* [WRITTEN PROBLEM]
Print the listing below in its entirety, character for character.
_____
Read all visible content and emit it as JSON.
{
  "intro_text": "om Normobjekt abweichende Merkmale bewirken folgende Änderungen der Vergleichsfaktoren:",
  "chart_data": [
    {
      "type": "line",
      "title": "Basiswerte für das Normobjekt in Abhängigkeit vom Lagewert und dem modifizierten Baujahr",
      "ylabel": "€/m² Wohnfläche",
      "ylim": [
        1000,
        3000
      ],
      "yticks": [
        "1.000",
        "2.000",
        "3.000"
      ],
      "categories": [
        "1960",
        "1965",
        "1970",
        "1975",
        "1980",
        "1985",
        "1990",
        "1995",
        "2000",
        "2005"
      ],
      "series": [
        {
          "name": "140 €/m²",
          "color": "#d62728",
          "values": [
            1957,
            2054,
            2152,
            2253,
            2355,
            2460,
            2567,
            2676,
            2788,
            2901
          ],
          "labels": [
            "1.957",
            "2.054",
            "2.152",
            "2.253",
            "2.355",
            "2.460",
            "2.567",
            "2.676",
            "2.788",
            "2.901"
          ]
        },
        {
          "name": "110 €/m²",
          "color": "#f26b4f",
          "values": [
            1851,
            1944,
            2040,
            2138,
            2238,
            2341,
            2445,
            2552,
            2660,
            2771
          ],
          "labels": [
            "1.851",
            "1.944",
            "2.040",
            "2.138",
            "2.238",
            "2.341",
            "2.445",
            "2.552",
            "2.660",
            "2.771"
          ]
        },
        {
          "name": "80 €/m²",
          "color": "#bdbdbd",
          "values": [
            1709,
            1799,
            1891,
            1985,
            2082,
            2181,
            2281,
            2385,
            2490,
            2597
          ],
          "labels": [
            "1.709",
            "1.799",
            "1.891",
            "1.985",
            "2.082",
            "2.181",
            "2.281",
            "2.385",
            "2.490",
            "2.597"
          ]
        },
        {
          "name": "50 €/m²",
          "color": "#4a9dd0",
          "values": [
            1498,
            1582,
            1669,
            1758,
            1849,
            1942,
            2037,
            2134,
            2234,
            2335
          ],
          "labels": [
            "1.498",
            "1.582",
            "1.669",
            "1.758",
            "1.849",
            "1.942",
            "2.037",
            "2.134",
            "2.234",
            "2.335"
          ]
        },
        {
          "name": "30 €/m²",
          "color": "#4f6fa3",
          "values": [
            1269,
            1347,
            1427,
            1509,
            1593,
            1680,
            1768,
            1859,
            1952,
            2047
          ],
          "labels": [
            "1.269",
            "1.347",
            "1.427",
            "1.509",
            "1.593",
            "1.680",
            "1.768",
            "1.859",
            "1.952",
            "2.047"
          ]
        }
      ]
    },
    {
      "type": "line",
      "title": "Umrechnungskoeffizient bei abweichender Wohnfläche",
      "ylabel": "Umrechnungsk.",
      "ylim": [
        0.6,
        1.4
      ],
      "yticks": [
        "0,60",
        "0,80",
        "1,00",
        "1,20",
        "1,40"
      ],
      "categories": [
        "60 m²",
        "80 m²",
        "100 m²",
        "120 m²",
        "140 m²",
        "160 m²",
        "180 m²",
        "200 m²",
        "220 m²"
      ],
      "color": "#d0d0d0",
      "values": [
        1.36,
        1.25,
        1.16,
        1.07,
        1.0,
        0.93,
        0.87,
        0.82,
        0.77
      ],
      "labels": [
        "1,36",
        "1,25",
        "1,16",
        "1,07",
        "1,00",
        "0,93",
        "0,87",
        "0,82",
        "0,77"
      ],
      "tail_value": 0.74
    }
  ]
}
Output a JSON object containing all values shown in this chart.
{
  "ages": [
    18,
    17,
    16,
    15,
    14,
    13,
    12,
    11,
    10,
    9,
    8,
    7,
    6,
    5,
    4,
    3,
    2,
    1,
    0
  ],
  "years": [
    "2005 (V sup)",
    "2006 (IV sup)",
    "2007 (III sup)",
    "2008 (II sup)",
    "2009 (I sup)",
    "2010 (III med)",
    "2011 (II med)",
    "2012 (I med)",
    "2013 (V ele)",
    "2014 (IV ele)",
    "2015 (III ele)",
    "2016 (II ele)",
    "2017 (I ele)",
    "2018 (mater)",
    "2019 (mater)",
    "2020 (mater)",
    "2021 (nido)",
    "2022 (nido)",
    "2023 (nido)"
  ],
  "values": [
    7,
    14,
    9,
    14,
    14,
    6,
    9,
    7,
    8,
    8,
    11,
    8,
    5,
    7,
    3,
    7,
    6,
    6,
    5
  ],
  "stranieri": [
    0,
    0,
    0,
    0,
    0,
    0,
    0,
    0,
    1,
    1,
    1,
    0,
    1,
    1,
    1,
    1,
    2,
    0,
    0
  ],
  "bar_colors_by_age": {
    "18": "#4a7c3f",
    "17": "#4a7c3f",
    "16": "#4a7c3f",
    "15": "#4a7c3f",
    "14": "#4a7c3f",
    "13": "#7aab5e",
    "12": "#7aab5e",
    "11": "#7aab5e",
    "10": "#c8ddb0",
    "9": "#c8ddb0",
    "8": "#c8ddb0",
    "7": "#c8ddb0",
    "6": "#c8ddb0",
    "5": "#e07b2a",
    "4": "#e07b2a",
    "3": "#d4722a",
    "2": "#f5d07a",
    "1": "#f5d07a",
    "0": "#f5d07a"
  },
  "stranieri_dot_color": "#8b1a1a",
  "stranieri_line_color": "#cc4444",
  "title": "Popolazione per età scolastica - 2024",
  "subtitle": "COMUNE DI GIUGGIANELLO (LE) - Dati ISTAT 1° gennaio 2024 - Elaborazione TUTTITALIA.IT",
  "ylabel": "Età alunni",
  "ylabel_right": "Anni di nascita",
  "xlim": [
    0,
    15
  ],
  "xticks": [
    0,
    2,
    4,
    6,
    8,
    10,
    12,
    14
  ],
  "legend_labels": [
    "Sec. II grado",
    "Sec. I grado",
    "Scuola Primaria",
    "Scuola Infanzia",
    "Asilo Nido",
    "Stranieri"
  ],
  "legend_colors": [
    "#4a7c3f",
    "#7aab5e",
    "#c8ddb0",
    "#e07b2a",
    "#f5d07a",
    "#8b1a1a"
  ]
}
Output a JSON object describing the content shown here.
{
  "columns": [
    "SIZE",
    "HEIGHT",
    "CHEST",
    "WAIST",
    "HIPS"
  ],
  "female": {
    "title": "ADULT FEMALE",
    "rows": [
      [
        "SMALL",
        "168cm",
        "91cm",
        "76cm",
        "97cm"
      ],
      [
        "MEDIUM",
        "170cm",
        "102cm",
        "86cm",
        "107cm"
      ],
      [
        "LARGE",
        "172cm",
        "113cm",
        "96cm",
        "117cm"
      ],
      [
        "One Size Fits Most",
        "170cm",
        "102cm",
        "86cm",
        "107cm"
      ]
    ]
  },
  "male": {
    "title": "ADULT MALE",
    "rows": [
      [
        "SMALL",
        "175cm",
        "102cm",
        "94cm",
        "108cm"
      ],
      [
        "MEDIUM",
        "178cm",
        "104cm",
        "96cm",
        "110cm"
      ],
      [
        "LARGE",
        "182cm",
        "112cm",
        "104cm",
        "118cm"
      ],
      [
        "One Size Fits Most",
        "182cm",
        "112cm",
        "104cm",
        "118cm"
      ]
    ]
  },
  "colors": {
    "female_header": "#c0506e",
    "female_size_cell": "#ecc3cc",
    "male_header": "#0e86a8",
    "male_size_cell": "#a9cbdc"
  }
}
_____
* [WRITTEN SOLUTION]
Read all visible content and emit it as JSON.
{
  "intro_text": "om Normobjekt abweichende Merkmale bewirken folgende Änderungen der Vergleichsfaktoren:",
  "chart_data": [
    {
      "type": "line",
      "title": "Basiswerte für das Normobjekt in Abhängigkeit vom Lagewert und dem modifizierten Baujahr",
      "ylabel": "€/m² Wohnfläche",
      "ylim": [
        1000,
        3000
      ],
      "yticks": [
        "1.000",
        "2.000",
        "3.000"
      ],
      "categories": [
        "1960",
        "1965",
        "1970",
        "1975",
        "1980",
        "1985",
        "1990",
        "1995",
        "2000",
        "2005"
      ],
      "series": [
        {
          "name": "140 €/m²",
          "color": "#d62728",
          "values": [
            1957,
            2054,
            2152,
            2253,
            2355,
            2460,
            2567,
            2676,
            2788,
            2901
          ],
          "labels": [
            "1.957",
            "2.054",
            "2.152",
            "2.253",
            "2.355",
            "2.460",
            "2.567",
            "2.676",
            "2.788",
            "2.901"
          ]
        },
        {
          "name": "110 €/m²",
          "color": "#f26b4f",
          "values": [
            1851,
            1944,
            2040,
            2138,
            2238,
            2341,
            2445,
            2552,
            2660,
            2771
          ],
          "labels": [
            "1.851",
            "1.944",
            "2.040",
            "2.138",
            "2.238",
            "2.341",
            "2.445",
            "2.552",
            "2.660",
            "2.771"
          ]
        },
        {
          "name": "80 €/m²",
          "color": "#bdbdbd",
          "values": [
            1709,
            1799,
            1891,
            1985,
            2082,
            2181,
            2281,
            2385,
            2490,
            2597
          ],
          "labels": [
            "1.709",
            "1.799",
            "1.891",
            "1.985",
            "2.082",
            "2.181",
            "2.281",
            "2.385",
            "2.490",
            "2.597"
          ]
        },
        {
          "name": "50 €/m²",
          "color": "#4a9dd0",
          "values": [
            1498,
            1582,
            1669,
            1758,
            1849,
            1942,
            2037,
            2134,
            2234,
            2335
          ],
          "labels": [
            "1.498",
            "1.582",
            "1.669",
            "1.758",
            "1.849",
            "1.942",
            "2.037",
            "2.134",
            "2.234",
            "2.335"
          ]
        },
        {
          "name": "30 €/m²",
          "color": "#4f6fa3",
          "values": [
            1269,
            1347,
            1427,
            1509,
            1593,
            1680,
            1768,
            1859,
            1952,
            2047
          ],
          "labels": [
            "1.269",
            "1.347",
            "1.427",
            "1.509",
            "1.593",
            "1.680",
            "1.768",
            "1.859",
            "1.952",
            "2.047"
          ]
        }
      ]
    },
    {
      "type": "line",
      "title": "Umrechnungskoeffizient bei abweichender Wohnfläche",
      "ylabel": "Umrechnungsk.",
      "ylim": [
        0.6,
        1.4
      ],
      "yticks": [
        "0,60",
        "0,80",
        "1,00",
        "1,20",
        "1,40"
      ],
      "categories": [
        "60 m²",
        "80 m²",
        "100 m²",
        "120 m²",
        "140 m²",
        "160 m²",
        "180 m²",
        "200 m²",
        "220 m²"
      ],
      "color": "#d0d0d0",
      "values": [
        1.36,
        1.25,
        1.16,
        1.07,
        1.0,
        0.93,
        0.87,
        0.82,
        0.77
      ],
      "labels": [
        "1,36",
        "1,25",
        "1,16",
        "1,07",
        "1,00",
        "0,93",
        "0,87",
        "0,82",
        "0,77"
      ],
      "tail_value": 0.74
    }
  ]
}
Output a JSON object containing all values shown in this chart.
{
  "ages": [
    18,
    17,
    16,
    15,
    14,
    13,
    12,
    11,
    10,
    9,
    8,
    7,
    6,
    5,
    4,
    3,
    2,
    1,
    0
  ],
  "years": [
    "2005 (V sup)",
    "2006 (IV sup)",
    "2007 (III sup)",
    "2008 (II sup)",
    "2009 (I sup)",
    "2010 (III med)",
    "2011 (II med)",
    "2012 (I med)",
    "2013 (V ele)",
    "2014 (IV ele)",
    "2015 (III ele)",
    "2016 (II ele)",
    "2017 (I ele)",
    "2018 (mater)",
    "2019 (mater)",
    "2020 (mater)",
    "2021 (nido)",
    "2022 (nido)",
    "2023 (nido)"
  ],
  "values": [
    7,
    14,
    9,
    14,
    14,
    6,
    9,
    7,
    8,
    8,
    11,
    8,
    5,
    7,
    3,
    7,
    6,
    6,
    5
  ],
  "stranieri": [
    0,
    0,
    0,
    0,
    0,
    0,
    0,
    0,
    1,
    1,
    1,
    0,
    1,
    1,
    1,
    1,
    2,
    0,
    0
  ],
  "bar_colors_by_age": {
    "18": "#4a7c3f",
    "17": "#4a7c3f",
    "16": "#4a7c3f",
    "15": "#4a7c3f",
    "14": "#4a7c3f",
    "13": "#7aab5e",
    "12": "#7aab5e",
    "11": "#7aab5e",
    "10": "#c8ddb0",
    "9": "#c8ddb0",
    "8": "#c8ddb0",
    "7": "#c8ddb0",
    "6": "#c8ddb0",
    "5": "#e07b2a",
    "4": "#e07b2a",
    "3": "#d4722a",
    "2": "#f5d07a",
    "1": "#f5d07a",
    "0": "#f5d07a"
  },
  "stranieri_dot_color": "#8b1a1a",
  "stranieri_line_color": "#cc4444",
  "title": "Popolazione per età scolastica - 2024",
  "subtitle": "COMUNE DI GIUGGIANELLO (LE) - Dati ISTAT 1° gennaio 2024 - Elaborazione TUTTITALIA.IT",
  "ylabel": "Età alunni",
  "ylabel_right": "Anni di nascita",
  "xlim": [
    0,
    15
  ],
  "xticks": [
    0,
    2,
    4,
    6,
    8,
    10,
    12,
    14
  ],
  "legend_labels": [
    "Sec. II grado",
    "Sec. I grado",
    "Scuola Primaria",
    "Scuola Infanzia",
    "Asilo Nido",
    "Stranieri"
  ],
  "legend_colors": [
    "#4a7c3f",
    "#7aab5e",
    "#c8ddb0",
    "#e07b2a",
    "#f5d07a",
    "#8b1a1a"
  ]
}
Output a JSON object describing the content shown here.
{
  "columns": [
    "SIZE",
    "HEIGHT",
    "CHEST",
    "WAIST",
    "HIPS"
  ],
  "female": {
    "title": "ADULT FEMALE",
    "rows": [
      [
        "SMALL",
        "168cm",
        "91cm",
        "76cm",
        "97cm"
      ],
      [
        "MEDIUM",
        "170cm",
        "102cm",
        "86cm",
        "107cm"
      ],
      [
        "LARGE",
        "172cm",
        "113cm",
        "96cm",
        "117cm"
      ],
      [
        "One Size Fits Most",
        "170cm",
        "102cm",
        "86cm",
        "107cm"
      ]
    ]
  },
  "male": {
    "title": "ADULT MALE",
    "rows": [
      [
        "SMALL",
        "175cm",
        "102cm",
        "94cm",
        "108cm"
      ],
      [
        "MEDIUM",
        "178cm",
        "104cm",
        "96cm",
        "110cm"
      ],
      [
        "LARGE",
        "182cm",
        "112cm",
        "104cm",
        "118cm"
      ],
      [
        "One Size Fits Most",
        "182cm",
        "112cm",
        "104cm",
        "118cm"
      ]
    ]
  },
  "colors": {
    "female_header": "#c0506e",
    "female_size_cell": "#ecc3cc",
    "male_header": "#0e86a8",
    "male_size_cell": "#a9cbdc"
  }
}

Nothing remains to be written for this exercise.